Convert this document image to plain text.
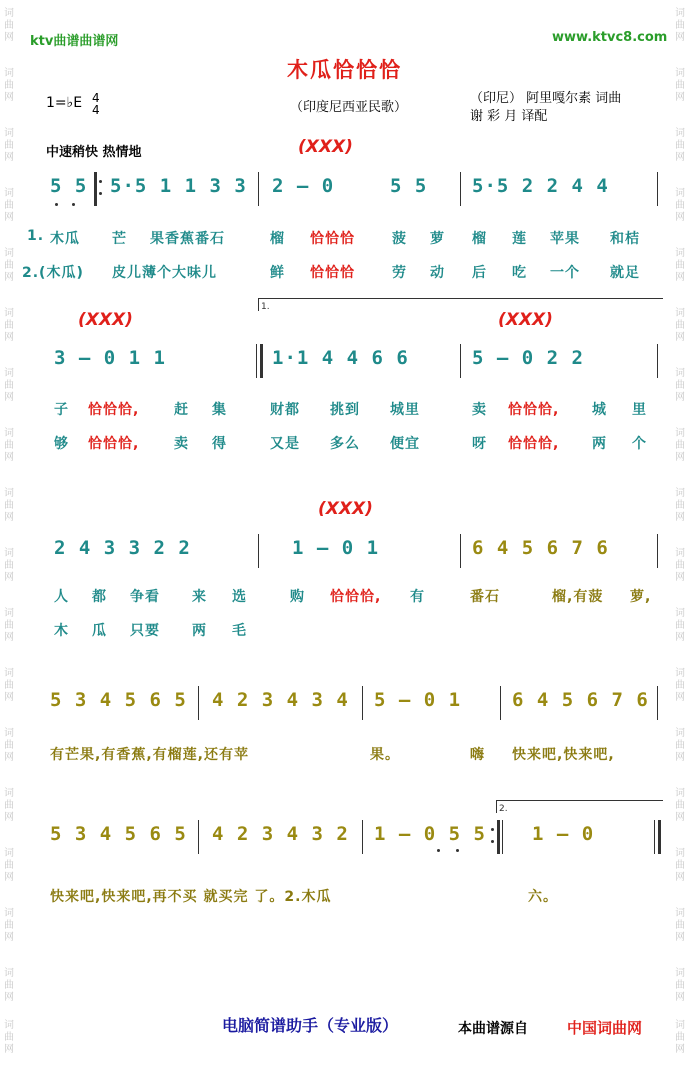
词曲网
词曲网
词曲网
词曲网
词曲网
词曲网
词曲网
词曲网
词曲网
词曲网
词曲网
词曲网
词曲网
词曲网
词曲网
词曲网
词曲网
词曲网
词曲网
词曲网
词曲网
词曲网
词曲网
词曲网
词曲网
词曲网
词曲网
词曲网
词曲网
词曲网
词曲网
词曲网
词曲网
词曲网
词曲网
词曲网
ktv曲谱曲谱网	www.ktvc8.com
木瓜恰恰恰
1=♭E 4
4	（印度尼西亚民歌）
（印尼） 阿里嘎尔素 词曲
谢 彩 月 译配
中速稍快 热情地	(XXX)
5 5 5·5 1 1 3 3 2 – 0	5 5 5·5 2 2 4 4
1. 木瓜 芒 果香蕉番石	榴 恰恰恰	菠 萝 榴 莲 苹果 和桔
2.(木瓜) 皮儿薄个大味儿	鲜 恰恰恰	劳 动 后 吃 一个 就足
1.
(XXX)	(XXX)
3 – 0 1 1	1·1 4 4 6 6	5 – 0 2 2
子 恰恰恰, 赶 集	财都 挑到 城里	卖 恰恰恰, 城 里
够 恰恰恰, 卖 得	又是 多么 便宜	呀 恰恰恰, 两 个
(XXX)
2 4 3 3 2 2	1 – 0 1	6 4 5 6 7 6
人 都 争看 来 选	购 恰恰恰, 有	番石	榴,有菠 萝,
木 瓜 只要 两 毛
5 3 4 5 6 5 4 2 3 4 3 4 5 – 0 1	6 4 5 6 7 6
有芒果,有香蕉,有榴莲,还有苹	果。	嗨 快来吧,快来吧,
2.
5 3 4 5 6 5 4 2 3 4 3 2 1 – 0 5 5 1 – 0
快来吧,快来吧,再不买 就买完 了。2.木瓜	六。
电脑简谱助手（专业版）	本曲谱源自	中国词曲网
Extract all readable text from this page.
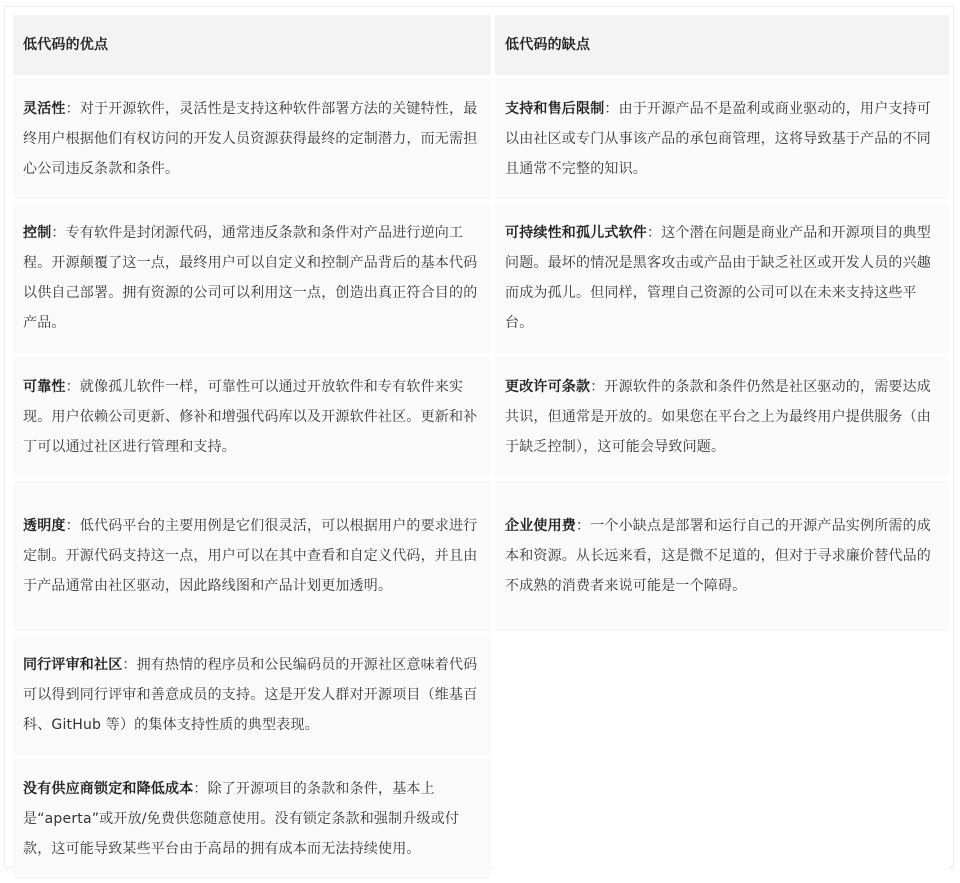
低代码的优点	低代码的缺点
灵活性：对于开源软件，灵活性是支持这种软件部署方法的关键特性，最终用户根据他们有权访问的开发人员资源获得最终的定制潜力，而无需担心公司违反条款和条件。	支持和售后限制：由于开源产品不是盈利或商业驱动的，用户支持可以由社区或专门从事该产品的承包商管理，这将导致基于产品的不同且通常不完整的知识。
控制：专有软件是封闭源代码，通常违反条款和条件对产品进行逆向工程。开源颠覆了这一点，最终用户可以自定义和控制产品背后的基本代码以供自己部署。拥有资源的公司可以利用这一点，创造出真正符合目的的产品。	可持续性和孤儿式软件：这个潜在问题是商业产品和开源项目的典型问题。最坏的情况是黑客攻击或产品由于缺乏社区或开发人员的兴趣而成为孤儿。但同样，管理自己资源的公司可以在未来支持这些平台。
可靠性：就像孤儿软件一样，可靠性可以通过开放软件和专有软件来实现。用户依赖公司更新、修补和增强代码库以及开源软件社区。更新和补丁可以通过社区进行管理和支持。	更改许可条款：开源软件的条款和条件仍然是社区驱动的，需要达成共识，但通常是开放的。如果您在平台之上为最终用户提供服务（由于缺乏控制），这可能会导致问题。
透明度：低代码平台的主要用例是它们很灵活，可以根据用户的要求进行定制。开源代码支持这一点，用户可以在其中查看和自定义代码，并且由于产品通常由社区驱动，因此路线图和产品计划更加透明。	企业使用费：一个小缺点是部署和运行自己的开源产品实例所需的成本和资源。从长远来看，这是微不足道的，但对于寻求廉价替代品的不成熟的消费者来说可能是一个障碍。
同行评审和社区：拥有热情的程序员和公民编码员的开源社区意味着代码可以得到同行评审和善意成员的支持。这是开发人群对开源项目（维基百科、GitHub 等）的集体支持性质的典型表现。	
没有供应商锁定和降低成本：除了开源项目的条款和条件，基本上是“aperta”或开放/免费供您随意使用。没有锁定条款和强制升级或付款，这可能导致某些平台由于高昂的拥有成本而无法持续使用。	
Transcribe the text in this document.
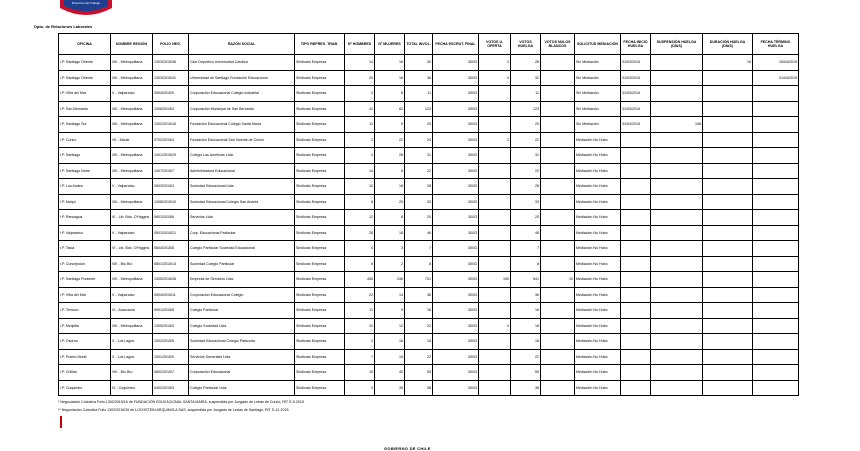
Dirección del Trabajo
Dpto. de Relaciones Laborales
OFICINA	NOMBRE REGIÓN	FOLIO NEG.	RAZÓN SOCIAL	TIPO REPRES. TRAB.	Nº HOMBRES	Nº MUJERES	TOTAL INVOL.	FECHA ESCRUT. FINAL	VOTOS U. OFERTA	VOTOS HUELGA	VOTOS NULOS BLANCOS	SOLICITUD MEDIACIÓN	FECHA INICIO HUELGA	SUSPENSIÓN HUELGA (DÍAS)	DURACIÓN HUELGA (DÍAS)	FECHA TÉRMINO HUELGA
I.P. Santiago Oriente	XIII - Metropolitana	1303/2015/36	Club Deportivo Universidad Católica	Sindicato Empresa	14	16	30	30/03	2	28		Sin Mediación	31/03/2015		15	15/04/2015
I.P. Santiago Oriente	XIII - Metropolitana	1303/2015/41	Universidad de Santiago Fundación Educacional	Sindicato Empresa	20	16	36	30/03	4	32		Sin Mediación	31/03/2015			01/04/2015
I.P. Viña del Mar	V - Valparaíso	0504/2015/9	Corporación Educacional Colegio Industrial	Sindicato Empresa	3	8	11	30/03		11		Sin Mediación	31/03/2015			
I.P. San Bernardo	XIII - Metropolitana	1306/2015/4	Corporación Municipal de San Bernardo	Sindicato Empresa	41	82	123	30/03		123		Sin Mediación	31/03/2015			
I.P. Santiago Sur	XIII - Metropolitana	1302/2015/16	Fundación Educacional Colegio Santa María	Sindicato Empresa	11	9	20	30/03		20		Sin Mediación	31/03/2015	108		
I.P. Curicó	VII - Maule	0702/2015/4	Fundación Educacional San Vicente de Curicó	Sindicato Empresa	2	22	24	30/03	2	22		Mediación No Hubo				
I.P. Santiago	XIII - Metropolitana	1301/2015/29	Colegio Las Américas Ltda.	Sindicato Empresa	3	28	31	30/03		31		Mediación No Hubo				
I.P. Santiago Norte	XIII - Metropolitana	1307/2015/7	Administradora Educacional	Sindicato Empresa	14	8	22	30/03		22		Mediación No Hubo				
I.P. Los Andes	V - Valparaíso	0503/2015/3	Sociedad Educacional Ltda.	Sindicato Empresa	10	18	28	30/03		28		Mediación No Hubo				
I.P. Maipú	XIII - Metropolitana	1308/2015/10	Sociedad Educacional Colegio San Andrés	Sindicato Empresa	8	25	33	30/03		33		Mediación No Hubo				
I.P. Rancagua	VI - Lib. Bdo. O'Higgins	0601/2015/6	Servicios Ltda.	Sindicato Empresa	12	8	20	30/03		20		Mediación No Hubo				
I.P. Valparaíso	V - Valparaíso	0501/2015/21	Corp. Educacional Particular	Sindicato Empresa	28	18	46	30/03		46		Mediación No Hubo				
I.P. Talca	VI - Lib. Bdo. O'Higgins	0604/2015/5	Colegio Particular Sociedad Educacional	Sindicato Empresa	4	3	7	30/03		7		Mediación No Hubo				
I.P. Concepción	VIII - Bío Bío	0801/2015/14	Sociedad Colegio Particular	Sindicato Empresa	6	2	8	30/03		8		Mediación No Hubo				
I.P. Santiago Poniente	XIII - Metropolitana	1305/2015/26	Empresa de Servicios Ltda.	Sindicato Empresa	455	246	701	30/03	150	541	10	Mediación No Hubo				
I.P. Viña del Mar	V - Valparaíso	0504/2015/11	Corporación Educacional Colegio	Sindicato Empresa	22	14	36	30/03		36		Mediación No Hubo				
I.P. Temuco	IX - Araucanía	0901/2015/8	Colegio Particular	Sindicato Empresa	11	5	16	30/03		16		Mediación No Hubo				
I.P. Melipilla	XIII - Metropolitana	1309/2015/3	Colegio Sociedad Ltda.	Sindicato Empresa	10	12	22	30/03	4	18		Mediación No Hubo				
I.P. Osorno	X - Los Lagos	1002/2015/5	Sociedad Educacional Colegio Particular	Sindicato Empresa	2	16	18	30/03		18		Mediación No Hubo				
I.P. Puerto Montt	X - Los Lagos	1001/2015/9	Servicios Generales Ltda.	Sindicato Empresa	7	15	22	30/03		22		Mediación No Hubo				
I.P. Chillán	VIII - Bío Bío	0802/2015/7	Corporación Educacional	Sindicato Empresa	15	40	55	30/03		55		Mediación No Hubo				
I.P. Coquimbo	IV - Coquimbo	0402/2015/3	Colegio Particular Ltda.	Sindicato Empresa	3	35	38	30/03		38		Mediación No Hubo				
* Negociación Colectiva Folio 1302/2015/16 de FUNDACIÓN EDUCACIONAL SANTA MARÍA, suspendida por Juzgado de Letras de Curicó, RIT S-5-2015
** Negociación Colectiva Folio 1302/2015/39 de LOCHSTEIN ARQUINOLA SAS, suspendida por Juzgado de Letras de Santiago, RIT S-12-2015
GOBIERNO DE CHILE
************
WHAT IS EXPECTED - Only the number is wanted: how many lines in the data include the string "Juzgado"?

REPLY TO THE TASK - 2